SET EXERCISE:
Please turn the data into a numbered list, starting at the first line and stopping after the line that contains "route-78-shield: 78 [304, 124, 326, 146]", and leave out any blank lines.

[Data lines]

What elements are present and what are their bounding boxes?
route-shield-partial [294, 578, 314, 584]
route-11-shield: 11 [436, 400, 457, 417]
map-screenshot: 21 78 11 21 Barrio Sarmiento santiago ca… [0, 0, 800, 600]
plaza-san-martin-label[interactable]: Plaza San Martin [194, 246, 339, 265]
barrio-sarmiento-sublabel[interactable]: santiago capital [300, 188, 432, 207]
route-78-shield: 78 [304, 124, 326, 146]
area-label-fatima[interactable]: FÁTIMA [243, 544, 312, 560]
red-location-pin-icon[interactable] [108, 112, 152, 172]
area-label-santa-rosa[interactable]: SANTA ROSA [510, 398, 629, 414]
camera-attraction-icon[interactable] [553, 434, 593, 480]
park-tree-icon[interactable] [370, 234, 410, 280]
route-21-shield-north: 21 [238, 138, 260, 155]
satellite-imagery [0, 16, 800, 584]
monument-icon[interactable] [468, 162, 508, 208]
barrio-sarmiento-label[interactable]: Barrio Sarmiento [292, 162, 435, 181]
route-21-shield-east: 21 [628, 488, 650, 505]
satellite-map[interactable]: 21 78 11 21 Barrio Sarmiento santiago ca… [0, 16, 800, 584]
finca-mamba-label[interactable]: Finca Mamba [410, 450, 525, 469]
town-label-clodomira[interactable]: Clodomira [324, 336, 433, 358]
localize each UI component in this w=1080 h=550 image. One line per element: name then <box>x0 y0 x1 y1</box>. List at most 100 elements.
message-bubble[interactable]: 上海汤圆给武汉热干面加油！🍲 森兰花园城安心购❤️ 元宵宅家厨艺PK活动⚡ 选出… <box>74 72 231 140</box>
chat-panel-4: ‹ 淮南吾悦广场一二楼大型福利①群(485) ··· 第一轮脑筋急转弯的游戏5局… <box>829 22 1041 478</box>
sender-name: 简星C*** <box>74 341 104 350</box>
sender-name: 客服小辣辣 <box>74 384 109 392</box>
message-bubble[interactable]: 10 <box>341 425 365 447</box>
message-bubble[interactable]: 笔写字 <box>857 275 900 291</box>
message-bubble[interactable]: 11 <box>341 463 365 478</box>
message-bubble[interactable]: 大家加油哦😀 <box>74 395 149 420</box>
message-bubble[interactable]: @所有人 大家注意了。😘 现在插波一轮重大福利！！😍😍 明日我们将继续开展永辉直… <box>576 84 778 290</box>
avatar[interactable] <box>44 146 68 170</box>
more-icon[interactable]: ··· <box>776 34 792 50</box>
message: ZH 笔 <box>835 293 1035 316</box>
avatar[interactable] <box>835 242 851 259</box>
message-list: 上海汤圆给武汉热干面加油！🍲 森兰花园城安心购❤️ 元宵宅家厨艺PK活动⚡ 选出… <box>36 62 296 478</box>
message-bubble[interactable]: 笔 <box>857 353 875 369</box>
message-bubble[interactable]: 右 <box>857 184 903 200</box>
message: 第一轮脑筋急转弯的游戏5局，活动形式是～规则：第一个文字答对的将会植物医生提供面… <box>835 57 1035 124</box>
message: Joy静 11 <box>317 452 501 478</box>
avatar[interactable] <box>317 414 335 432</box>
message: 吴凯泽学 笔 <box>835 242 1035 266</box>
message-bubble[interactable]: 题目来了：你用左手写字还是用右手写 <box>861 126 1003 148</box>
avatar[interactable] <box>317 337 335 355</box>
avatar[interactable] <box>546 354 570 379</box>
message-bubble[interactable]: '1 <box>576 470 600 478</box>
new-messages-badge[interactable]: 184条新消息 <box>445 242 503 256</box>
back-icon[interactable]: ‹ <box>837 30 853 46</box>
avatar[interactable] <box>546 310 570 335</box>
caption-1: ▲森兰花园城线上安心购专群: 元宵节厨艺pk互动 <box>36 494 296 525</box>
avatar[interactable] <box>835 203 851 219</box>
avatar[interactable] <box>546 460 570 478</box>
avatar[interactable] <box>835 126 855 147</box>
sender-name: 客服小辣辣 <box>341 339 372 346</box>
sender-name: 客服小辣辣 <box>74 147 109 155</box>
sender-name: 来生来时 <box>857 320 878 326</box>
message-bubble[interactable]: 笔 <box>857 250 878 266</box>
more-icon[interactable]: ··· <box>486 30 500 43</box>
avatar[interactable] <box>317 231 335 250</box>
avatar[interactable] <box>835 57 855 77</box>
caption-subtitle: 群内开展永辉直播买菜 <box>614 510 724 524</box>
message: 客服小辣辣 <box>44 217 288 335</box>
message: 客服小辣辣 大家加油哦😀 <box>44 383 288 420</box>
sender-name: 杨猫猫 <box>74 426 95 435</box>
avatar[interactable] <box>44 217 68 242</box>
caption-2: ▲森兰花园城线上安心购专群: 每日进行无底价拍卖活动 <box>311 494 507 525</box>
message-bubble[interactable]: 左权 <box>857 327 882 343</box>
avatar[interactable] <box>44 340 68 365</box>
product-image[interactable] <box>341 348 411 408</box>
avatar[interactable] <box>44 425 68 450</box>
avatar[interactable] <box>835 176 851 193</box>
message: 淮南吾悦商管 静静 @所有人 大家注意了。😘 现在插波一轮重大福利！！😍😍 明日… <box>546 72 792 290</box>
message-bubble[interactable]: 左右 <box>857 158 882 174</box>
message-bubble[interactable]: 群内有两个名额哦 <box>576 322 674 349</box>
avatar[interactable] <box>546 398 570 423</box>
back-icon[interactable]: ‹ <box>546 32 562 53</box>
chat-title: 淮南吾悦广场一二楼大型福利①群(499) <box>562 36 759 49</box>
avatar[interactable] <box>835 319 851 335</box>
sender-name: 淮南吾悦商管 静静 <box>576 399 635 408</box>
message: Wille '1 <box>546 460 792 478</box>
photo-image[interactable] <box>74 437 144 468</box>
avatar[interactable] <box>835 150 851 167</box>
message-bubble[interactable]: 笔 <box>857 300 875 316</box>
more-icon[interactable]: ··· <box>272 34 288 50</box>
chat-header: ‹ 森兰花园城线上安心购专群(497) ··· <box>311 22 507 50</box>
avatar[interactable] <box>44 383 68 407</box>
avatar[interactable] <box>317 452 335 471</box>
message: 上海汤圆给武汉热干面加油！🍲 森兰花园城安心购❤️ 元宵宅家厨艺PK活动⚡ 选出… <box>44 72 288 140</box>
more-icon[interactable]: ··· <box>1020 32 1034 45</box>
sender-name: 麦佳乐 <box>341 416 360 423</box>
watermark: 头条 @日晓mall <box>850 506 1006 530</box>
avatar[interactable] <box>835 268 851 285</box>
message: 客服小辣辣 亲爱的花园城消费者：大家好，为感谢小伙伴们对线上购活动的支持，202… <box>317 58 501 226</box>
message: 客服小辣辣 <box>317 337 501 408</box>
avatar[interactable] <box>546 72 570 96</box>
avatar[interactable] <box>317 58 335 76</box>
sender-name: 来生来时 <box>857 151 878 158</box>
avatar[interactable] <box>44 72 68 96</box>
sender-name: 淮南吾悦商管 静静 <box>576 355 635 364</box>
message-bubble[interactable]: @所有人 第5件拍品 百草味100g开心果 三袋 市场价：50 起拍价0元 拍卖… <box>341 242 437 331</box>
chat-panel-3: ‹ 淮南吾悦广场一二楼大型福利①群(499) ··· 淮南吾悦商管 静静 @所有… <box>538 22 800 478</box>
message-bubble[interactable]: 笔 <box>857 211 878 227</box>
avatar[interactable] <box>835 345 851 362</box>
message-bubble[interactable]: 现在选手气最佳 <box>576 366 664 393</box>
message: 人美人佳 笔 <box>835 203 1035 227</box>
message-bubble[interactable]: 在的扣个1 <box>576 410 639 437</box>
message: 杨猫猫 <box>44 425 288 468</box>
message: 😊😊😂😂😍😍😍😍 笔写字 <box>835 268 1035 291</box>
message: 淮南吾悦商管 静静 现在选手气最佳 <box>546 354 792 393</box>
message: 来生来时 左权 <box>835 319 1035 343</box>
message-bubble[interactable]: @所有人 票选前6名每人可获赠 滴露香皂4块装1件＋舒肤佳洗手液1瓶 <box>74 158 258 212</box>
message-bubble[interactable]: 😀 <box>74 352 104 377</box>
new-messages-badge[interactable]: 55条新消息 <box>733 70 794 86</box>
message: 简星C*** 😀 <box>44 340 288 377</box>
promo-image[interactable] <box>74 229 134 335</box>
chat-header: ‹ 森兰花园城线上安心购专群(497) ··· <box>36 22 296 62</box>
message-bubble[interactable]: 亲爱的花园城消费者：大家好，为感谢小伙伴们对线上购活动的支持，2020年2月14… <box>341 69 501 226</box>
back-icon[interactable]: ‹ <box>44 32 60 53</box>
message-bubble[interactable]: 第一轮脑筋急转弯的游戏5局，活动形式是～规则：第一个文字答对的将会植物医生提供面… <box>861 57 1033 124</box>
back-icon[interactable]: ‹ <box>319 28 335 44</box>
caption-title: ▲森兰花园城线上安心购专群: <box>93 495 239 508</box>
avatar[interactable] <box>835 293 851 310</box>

SOLUTION:
1. What elements are present and what are their bounding boxes?
2. route-shield-partial [294, 578, 314, 584]
3. route-11-shield: 11 [436, 400, 457, 417]
4. map-screenshot: 21 78 11 21 Barrio Sarmiento santiago ca… [0, 0, 800, 600]
5. plaza-san-martin-label[interactable]: Plaza San Martin [194, 246, 339, 265]
6. barrio-sarmiento-sublabel[interactable]: santiago capital [300, 188, 432, 207]
7. route-78-shield: 78 [304, 124, 326, 146]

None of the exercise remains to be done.